*** Opening Provided records ***

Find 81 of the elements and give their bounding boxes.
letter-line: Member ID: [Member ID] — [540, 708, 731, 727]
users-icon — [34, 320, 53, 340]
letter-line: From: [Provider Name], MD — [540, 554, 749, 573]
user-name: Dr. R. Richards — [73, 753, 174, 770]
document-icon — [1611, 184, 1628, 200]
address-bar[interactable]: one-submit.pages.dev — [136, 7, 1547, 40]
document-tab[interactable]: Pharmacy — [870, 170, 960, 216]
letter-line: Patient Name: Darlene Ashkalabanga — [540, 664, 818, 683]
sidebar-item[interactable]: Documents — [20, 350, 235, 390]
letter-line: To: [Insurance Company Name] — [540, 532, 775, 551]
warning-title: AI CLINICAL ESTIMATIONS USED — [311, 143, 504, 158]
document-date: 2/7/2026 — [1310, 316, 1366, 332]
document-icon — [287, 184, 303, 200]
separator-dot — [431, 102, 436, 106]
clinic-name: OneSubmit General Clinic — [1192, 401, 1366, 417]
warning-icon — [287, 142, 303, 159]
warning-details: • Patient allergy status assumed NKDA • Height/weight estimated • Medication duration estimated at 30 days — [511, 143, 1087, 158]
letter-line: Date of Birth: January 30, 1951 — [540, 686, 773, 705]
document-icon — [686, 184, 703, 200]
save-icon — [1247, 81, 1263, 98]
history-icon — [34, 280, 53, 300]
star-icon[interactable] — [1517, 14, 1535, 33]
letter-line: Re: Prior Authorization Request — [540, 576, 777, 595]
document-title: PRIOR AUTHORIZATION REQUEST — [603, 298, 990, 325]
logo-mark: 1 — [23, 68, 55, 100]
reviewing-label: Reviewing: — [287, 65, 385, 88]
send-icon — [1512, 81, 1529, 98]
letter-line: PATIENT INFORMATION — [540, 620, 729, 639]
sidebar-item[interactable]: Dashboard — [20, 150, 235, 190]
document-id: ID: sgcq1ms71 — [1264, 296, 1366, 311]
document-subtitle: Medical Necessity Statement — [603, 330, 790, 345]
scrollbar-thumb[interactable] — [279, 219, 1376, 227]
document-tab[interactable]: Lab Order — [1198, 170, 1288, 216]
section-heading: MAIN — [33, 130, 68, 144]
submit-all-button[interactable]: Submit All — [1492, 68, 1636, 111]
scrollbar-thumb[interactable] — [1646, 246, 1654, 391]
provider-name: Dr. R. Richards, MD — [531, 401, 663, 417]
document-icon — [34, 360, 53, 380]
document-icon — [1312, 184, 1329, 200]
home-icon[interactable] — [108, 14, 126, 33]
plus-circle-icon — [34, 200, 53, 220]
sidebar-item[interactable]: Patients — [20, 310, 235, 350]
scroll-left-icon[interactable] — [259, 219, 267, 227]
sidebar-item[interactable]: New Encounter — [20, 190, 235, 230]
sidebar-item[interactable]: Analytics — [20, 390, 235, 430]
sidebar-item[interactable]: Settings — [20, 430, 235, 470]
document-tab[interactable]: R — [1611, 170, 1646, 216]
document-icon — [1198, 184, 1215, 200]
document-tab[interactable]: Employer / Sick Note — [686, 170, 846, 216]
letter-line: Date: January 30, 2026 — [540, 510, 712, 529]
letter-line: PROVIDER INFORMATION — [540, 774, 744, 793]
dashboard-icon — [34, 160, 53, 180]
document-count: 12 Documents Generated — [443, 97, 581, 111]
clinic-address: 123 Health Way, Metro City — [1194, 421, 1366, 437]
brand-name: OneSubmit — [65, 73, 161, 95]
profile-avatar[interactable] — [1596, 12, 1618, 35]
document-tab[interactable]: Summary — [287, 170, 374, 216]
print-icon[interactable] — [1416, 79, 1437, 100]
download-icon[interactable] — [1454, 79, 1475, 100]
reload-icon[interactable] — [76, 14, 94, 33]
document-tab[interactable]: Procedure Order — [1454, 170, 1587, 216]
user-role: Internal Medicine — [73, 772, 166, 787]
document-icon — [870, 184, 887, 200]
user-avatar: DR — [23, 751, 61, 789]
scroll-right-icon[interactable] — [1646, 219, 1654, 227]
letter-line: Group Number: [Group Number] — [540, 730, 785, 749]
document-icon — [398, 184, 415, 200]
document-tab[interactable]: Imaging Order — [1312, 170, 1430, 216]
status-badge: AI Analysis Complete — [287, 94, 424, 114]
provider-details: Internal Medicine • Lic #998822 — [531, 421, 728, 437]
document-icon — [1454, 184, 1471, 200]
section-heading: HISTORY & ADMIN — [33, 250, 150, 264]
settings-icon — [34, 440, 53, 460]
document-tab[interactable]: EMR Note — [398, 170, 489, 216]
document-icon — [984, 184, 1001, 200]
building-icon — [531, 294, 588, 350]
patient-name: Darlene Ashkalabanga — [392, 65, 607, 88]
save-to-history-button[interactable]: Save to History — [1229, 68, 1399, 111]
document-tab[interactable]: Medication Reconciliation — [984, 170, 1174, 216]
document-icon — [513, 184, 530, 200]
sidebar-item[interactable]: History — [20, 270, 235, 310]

*** Closing Provided records ***

• _Your goal_:
An exact copy of the listing above is what this exercise asks for.

• _Solution to the problem_:
Find 81 of the elements and give their bounding boxes.
letter-line: Member ID: [Member ID] — [540, 708, 731, 727]
users-icon — [34, 320, 53, 340]
letter-line: From: [Provider Name], MD — [540, 554, 749, 573]
user-name: Dr. R. Richards — [73, 753, 174, 770]
document-icon — [1611, 184, 1628, 200]
address-bar[interactable]: one-submit.pages.dev — [136, 7, 1547, 40]
document-tab[interactable]: Pharmacy — [870, 170, 960, 216]
letter-line: Patient Name: Darlene Ashkalabanga — [540, 664, 818, 683]
sidebar-item[interactable]: Documents — [20, 350, 235, 390]
letter-line: To: [Insurance Company Name] — [540, 532, 775, 551]
warning-title: AI CLINICAL ESTIMATIONS USED — [311, 143, 504, 158]
document-date: 2/7/2026 — [1310, 316, 1366, 332]
document-icon — [287, 184, 303, 200]
separator-dot — [431, 102, 436, 106]
clinic-name: OneSubmit General Clinic — [1192, 401, 1366, 417]
warning-icon — [287, 142, 303, 159]
warning-details: • Patient allergy status assumed NKDA • Height/weight estimated • Medication duration estimated at 30 days — [511, 143, 1087, 158]
letter-line: Date of Birth: January 30, 1951 — [540, 686, 773, 705]
document-icon — [686, 184, 703, 200]
save-icon — [1247, 81, 1263, 98]
history-icon — [34, 280, 53, 300]
star-icon[interactable] — [1517, 14, 1535, 33]
letter-line: Re: Prior Authorization Request — [540, 576, 777, 595]
document-title: PRIOR AUTHORIZATION REQUEST — [603, 298, 990, 325]
logo-mark: 1 — [23, 68, 55, 100]
reviewing-label: Reviewing: — [287, 65, 385, 88]
send-icon — [1512, 81, 1529, 98]
letter-line: PATIENT INFORMATION — [540, 620, 729, 639]
sidebar-item[interactable]: Dashboard — [20, 150, 235, 190]
document-id: ID: sgcq1ms71 — [1264, 296, 1366, 311]
document-subtitle: Medical Necessity Statement — [603, 330, 790, 345]
scrollbar-thumb[interactable] — [279, 219, 1376, 227]
document-tab[interactable]: Lab Order — [1198, 170, 1288, 216]
section-heading: MAIN — [33, 130, 68, 144]
submit-all-button[interactable]: Submit All — [1492, 68, 1636, 111]
scrollbar-thumb[interactable] — [1646, 246, 1654, 391]
provider-name: Dr. R. Richards, MD — [531, 401, 663, 417]
document-icon — [34, 360, 53, 380]
document-icon — [1312, 184, 1329, 200]
home-icon[interactable] — [108, 14, 126, 33]
plus-circle-icon — [34, 200, 53, 220]
sidebar-item[interactable]: Patients — [20, 310, 235, 350]
scroll-left-icon[interactable] — [259, 219, 267, 227]
sidebar-item[interactable]: New Encounter — [20, 190, 235, 230]
sidebar-item[interactable]: Analytics — [20, 390, 235, 430]
sidebar-item[interactable]: Settings — [20, 430, 235, 470]
document-tab[interactable]: R — [1611, 170, 1646, 216]
document-icon — [1198, 184, 1215, 200]
document-tab[interactable]: Employer / Sick Note — [686, 170, 846, 216]
letter-line: Date: January 30, 2026 — [540, 510, 712, 529]
letter-line: PROVIDER INFORMATION — [540, 774, 744, 793]
dashboard-icon — [34, 160, 53, 180]
document-count: 12 Documents Generated — [443, 97, 581, 111]
clinic-address: 123 Health Way, Metro City — [1194, 421, 1366, 437]
brand-name: OneSubmit — [65, 73, 161, 95]
profile-avatar[interactable] — [1596, 12, 1618, 35]
document-tab[interactable]: Summary — [287, 170, 374, 216]
print-icon[interactable] — [1416, 79, 1437, 100]
download-icon[interactable] — [1454, 79, 1475, 100]
reload-icon[interactable] — [76, 14, 94, 33]
document-tab[interactable]: Procedure Order — [1454, 170, 1587, 216]
user-role: Internal Medicine — [73, 772, 166, 787]
document-icon — [870, 184, 887, 200]
user-avatar: DR — [23, 751, 61, 789]
scroll-right-icon[interactable] — [1646, 219, 1654, 227]
letter-line: Group Number: [Group Number] — [540, 730, 785, 749]
document-icon — [398, 184, 415, 200]
document-tab[interactable]: Imaging Order — [1312, 170, 1430, 216]
status-badge: AI Analysis Complete — [287, 94, 424, 114]
provider-details: Internal Medicine • Lic #998822 — [531, 421, 728, 437]
document-icon — [1454, 184, 1471, 200]
section-heading: HISTORY & ADMIN — [33, 250, 150, 264]
settings-icon — [34, 440, 53, 460]
document-tab[interactable]: EMR Note — [398, 170, 489, 216]
document-icon — [984, 184, 1001, 200]
building-icon — [531, 294, 588, 350]
patient-name: Darlene Ashkalabanga — [392, 65, 607, 88]
save-to-history-button[interactable]: Save to History — [1229, 68, 1399, 111]
document-tab[interactable]: Medication Reconciliation — [984, 170, 1174, 216]
document-icon — [513, 184, 530, 200]
sidebar-item[interactable]: History — [20, 270, 235, 310]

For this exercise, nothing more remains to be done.